# Material supplied

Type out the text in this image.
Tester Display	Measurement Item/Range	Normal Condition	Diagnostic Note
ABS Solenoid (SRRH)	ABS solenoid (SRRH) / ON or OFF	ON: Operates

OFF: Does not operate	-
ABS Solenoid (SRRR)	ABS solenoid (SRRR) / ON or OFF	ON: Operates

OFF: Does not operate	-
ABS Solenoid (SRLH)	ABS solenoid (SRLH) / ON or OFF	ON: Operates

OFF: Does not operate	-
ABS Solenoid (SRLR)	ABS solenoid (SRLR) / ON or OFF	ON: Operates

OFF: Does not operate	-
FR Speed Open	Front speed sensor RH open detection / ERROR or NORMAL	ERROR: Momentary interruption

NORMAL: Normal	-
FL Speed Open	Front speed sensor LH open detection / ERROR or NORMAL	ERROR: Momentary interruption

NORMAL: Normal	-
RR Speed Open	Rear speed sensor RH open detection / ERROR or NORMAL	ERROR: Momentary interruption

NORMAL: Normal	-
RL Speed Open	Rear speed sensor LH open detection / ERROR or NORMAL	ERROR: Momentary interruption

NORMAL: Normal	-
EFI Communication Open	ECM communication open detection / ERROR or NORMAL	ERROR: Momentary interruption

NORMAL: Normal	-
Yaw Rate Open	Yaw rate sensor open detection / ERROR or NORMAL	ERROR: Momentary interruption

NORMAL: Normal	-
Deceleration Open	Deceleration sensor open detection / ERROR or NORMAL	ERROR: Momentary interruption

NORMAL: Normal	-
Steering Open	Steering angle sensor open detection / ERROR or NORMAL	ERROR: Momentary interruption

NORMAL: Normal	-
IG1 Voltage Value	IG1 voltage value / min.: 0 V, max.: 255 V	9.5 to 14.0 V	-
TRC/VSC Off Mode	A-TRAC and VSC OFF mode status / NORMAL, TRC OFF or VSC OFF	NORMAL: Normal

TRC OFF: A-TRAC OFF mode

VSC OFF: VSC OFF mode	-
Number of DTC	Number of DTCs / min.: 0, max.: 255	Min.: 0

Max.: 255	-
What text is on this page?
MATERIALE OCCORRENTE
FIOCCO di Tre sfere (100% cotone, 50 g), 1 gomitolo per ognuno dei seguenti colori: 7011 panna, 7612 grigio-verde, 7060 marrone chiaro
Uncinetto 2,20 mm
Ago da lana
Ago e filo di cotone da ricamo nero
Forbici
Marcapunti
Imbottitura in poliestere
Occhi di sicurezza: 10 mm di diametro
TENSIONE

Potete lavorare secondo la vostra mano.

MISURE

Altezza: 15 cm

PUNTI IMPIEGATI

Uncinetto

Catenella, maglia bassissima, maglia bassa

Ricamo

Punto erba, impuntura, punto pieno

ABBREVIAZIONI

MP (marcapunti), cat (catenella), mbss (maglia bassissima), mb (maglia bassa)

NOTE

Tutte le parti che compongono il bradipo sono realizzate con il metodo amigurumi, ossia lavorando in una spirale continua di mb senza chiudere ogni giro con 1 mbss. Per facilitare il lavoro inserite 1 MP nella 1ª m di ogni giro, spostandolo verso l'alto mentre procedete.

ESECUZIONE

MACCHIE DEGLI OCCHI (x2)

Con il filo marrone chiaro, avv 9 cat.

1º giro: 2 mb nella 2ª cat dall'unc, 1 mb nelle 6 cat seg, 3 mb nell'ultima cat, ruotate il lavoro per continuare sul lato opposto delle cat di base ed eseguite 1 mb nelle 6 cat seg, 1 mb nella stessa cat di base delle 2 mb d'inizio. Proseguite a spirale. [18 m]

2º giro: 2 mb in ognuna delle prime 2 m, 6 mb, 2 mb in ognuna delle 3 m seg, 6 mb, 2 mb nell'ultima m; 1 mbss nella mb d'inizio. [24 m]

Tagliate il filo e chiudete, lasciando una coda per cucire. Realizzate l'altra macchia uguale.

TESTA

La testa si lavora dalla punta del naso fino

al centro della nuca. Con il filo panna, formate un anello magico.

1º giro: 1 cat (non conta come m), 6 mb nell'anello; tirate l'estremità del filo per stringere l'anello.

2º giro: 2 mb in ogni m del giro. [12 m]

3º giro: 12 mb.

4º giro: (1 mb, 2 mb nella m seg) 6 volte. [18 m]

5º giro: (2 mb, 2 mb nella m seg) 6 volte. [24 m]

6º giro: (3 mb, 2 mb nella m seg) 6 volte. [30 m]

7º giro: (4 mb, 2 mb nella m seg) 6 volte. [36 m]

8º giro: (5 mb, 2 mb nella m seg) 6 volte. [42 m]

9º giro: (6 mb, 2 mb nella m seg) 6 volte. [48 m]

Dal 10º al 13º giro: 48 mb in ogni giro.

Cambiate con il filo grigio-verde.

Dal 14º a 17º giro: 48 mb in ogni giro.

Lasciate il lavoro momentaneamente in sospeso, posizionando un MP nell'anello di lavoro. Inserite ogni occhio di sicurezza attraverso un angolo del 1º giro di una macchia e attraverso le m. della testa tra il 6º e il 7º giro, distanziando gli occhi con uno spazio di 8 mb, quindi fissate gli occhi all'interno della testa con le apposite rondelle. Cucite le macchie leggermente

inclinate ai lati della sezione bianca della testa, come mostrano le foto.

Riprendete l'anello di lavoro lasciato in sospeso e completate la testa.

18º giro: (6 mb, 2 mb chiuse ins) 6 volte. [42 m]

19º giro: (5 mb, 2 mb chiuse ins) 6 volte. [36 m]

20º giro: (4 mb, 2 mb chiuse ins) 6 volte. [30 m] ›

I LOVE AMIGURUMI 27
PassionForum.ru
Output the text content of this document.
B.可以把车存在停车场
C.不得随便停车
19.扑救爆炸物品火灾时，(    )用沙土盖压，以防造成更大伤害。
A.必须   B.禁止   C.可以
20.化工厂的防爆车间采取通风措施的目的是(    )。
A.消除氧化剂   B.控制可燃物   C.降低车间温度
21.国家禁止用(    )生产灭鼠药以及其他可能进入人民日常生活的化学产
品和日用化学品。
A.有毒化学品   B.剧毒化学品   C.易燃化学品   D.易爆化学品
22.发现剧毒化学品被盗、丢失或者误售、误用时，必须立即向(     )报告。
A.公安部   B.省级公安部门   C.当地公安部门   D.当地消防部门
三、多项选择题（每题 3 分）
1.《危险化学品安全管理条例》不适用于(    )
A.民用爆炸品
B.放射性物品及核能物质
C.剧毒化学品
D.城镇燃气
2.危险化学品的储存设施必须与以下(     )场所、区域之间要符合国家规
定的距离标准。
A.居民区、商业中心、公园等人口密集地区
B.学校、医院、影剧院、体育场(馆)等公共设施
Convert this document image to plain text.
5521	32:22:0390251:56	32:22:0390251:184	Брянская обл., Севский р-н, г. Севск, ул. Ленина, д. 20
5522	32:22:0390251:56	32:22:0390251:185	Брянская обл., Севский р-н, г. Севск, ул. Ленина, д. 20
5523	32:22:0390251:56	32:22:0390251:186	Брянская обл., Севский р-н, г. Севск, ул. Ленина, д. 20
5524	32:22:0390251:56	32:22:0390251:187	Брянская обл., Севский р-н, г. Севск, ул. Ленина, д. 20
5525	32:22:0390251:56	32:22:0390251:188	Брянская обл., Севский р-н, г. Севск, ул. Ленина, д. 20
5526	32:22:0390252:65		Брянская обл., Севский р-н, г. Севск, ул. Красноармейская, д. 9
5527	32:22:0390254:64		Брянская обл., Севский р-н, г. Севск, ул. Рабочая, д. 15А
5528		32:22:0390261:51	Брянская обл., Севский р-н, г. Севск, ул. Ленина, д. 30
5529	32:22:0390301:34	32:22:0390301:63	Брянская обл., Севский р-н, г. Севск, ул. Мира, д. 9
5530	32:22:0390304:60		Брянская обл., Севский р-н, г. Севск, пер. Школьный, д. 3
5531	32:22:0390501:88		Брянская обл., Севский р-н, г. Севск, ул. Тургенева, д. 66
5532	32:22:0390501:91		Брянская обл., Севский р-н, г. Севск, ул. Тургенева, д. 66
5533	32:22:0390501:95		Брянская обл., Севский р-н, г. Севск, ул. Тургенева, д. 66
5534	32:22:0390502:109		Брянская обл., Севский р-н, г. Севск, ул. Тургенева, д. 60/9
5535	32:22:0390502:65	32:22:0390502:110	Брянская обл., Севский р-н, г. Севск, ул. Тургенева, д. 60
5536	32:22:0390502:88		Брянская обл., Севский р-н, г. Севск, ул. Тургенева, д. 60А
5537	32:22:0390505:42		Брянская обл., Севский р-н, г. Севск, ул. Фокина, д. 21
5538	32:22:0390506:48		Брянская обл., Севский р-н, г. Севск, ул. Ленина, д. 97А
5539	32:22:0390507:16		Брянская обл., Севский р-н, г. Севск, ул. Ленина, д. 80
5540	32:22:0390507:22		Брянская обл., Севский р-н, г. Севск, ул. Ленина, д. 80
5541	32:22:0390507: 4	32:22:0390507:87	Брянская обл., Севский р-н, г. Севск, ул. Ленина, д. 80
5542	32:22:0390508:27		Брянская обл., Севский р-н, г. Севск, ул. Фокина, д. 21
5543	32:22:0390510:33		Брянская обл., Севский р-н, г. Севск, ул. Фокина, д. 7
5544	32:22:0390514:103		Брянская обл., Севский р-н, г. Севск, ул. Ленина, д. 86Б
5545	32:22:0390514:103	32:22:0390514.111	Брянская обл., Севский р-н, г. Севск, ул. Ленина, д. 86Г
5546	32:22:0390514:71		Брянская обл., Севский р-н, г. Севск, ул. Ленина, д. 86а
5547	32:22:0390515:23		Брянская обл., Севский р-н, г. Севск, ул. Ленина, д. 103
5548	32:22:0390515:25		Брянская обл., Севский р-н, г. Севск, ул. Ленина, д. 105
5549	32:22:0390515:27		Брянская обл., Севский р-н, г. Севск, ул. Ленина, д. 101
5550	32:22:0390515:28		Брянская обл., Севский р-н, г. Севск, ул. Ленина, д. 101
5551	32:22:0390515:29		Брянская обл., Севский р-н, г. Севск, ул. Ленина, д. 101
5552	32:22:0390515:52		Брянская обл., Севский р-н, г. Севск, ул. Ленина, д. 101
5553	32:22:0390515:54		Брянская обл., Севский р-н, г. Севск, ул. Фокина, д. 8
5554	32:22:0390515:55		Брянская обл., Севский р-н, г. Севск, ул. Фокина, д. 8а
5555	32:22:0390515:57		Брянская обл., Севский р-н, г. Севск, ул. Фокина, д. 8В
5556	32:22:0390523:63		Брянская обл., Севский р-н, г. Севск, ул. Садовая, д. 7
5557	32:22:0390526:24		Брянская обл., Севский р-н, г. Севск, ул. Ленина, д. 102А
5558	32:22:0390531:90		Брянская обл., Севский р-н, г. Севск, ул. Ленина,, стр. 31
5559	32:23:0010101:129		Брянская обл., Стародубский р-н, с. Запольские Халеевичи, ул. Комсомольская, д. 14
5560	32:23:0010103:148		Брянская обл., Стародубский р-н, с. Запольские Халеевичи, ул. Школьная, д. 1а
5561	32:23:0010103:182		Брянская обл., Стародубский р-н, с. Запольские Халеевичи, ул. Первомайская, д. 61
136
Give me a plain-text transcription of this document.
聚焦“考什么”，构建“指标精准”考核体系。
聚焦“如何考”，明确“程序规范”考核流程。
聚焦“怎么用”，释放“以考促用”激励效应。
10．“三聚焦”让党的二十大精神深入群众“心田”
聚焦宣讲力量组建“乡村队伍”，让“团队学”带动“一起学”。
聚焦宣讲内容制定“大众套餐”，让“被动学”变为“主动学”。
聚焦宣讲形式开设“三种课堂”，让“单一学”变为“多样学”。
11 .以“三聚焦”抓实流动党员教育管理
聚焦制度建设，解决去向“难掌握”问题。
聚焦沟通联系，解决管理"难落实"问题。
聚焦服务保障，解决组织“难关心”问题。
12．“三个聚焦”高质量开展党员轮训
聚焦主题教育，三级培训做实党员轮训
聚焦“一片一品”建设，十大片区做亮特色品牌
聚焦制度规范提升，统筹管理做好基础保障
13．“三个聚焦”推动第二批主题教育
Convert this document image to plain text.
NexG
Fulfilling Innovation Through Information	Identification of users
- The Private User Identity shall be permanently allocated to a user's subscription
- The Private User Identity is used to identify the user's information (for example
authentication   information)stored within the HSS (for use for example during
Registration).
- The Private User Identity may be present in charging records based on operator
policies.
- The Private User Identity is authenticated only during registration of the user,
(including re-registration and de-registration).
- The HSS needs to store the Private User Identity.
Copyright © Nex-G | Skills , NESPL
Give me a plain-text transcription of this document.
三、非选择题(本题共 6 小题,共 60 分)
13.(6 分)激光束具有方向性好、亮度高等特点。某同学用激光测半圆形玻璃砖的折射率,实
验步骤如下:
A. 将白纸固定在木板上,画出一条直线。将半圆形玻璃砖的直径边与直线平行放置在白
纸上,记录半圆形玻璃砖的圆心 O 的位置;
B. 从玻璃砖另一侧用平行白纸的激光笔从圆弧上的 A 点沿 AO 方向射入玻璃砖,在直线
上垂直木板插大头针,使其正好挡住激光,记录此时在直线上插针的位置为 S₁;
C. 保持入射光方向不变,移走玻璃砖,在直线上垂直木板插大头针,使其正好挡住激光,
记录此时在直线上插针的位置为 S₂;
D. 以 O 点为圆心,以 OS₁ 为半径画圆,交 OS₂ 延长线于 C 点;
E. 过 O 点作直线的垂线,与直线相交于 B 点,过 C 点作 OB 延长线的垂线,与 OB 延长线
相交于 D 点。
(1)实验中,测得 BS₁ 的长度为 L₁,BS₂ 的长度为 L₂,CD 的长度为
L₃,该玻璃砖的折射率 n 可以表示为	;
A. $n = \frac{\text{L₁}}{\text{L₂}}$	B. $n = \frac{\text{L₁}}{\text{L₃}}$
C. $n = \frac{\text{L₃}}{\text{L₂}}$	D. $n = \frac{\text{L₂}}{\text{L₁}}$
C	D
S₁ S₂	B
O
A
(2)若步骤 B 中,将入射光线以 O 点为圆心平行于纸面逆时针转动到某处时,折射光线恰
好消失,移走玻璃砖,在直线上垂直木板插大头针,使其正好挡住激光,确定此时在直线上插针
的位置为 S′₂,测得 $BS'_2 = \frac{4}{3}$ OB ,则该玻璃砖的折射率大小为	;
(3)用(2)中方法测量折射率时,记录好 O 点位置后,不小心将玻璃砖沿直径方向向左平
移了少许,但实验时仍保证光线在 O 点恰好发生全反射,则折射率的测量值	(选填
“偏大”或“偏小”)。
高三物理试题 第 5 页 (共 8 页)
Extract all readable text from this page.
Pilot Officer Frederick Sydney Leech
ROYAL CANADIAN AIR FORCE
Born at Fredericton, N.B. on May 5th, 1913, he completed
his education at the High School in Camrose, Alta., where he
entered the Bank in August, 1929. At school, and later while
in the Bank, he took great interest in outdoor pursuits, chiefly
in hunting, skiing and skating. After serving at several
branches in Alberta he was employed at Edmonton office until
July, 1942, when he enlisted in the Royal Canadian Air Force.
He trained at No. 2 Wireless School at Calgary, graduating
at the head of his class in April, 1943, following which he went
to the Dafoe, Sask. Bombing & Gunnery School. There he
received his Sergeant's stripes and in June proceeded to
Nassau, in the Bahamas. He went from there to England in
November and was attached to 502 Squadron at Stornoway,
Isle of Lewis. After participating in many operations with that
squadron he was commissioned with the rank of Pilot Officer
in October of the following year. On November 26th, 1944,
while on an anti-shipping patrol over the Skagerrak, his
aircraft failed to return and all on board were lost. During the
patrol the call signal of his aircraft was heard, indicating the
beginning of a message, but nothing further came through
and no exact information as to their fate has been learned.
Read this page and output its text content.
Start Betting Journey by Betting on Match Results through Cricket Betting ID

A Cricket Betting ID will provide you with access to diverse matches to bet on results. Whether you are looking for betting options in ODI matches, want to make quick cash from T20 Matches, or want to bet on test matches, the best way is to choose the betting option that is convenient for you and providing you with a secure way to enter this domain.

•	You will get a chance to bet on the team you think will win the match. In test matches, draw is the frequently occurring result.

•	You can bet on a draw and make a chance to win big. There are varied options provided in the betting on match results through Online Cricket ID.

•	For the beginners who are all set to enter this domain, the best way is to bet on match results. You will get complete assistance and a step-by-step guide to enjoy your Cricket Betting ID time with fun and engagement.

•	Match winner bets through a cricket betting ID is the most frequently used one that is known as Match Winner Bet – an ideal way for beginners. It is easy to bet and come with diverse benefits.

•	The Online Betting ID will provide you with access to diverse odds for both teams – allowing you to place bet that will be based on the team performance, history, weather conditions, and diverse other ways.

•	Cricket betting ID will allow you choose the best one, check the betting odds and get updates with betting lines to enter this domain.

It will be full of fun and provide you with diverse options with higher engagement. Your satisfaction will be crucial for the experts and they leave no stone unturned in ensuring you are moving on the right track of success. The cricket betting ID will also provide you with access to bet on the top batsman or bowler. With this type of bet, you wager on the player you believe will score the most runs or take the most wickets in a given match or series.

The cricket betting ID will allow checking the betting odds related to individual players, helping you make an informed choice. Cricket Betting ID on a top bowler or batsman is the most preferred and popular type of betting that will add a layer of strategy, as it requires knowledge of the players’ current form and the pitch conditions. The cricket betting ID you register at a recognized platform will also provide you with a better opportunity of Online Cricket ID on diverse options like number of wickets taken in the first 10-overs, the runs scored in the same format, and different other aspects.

# What the task requires
Isolate the lines that hold the word "Officer" and copy all of them.

# Exercise result
Pilot Officer Frederick Sydney Leech
squadron he was commissioned with the rank of Pilot Officer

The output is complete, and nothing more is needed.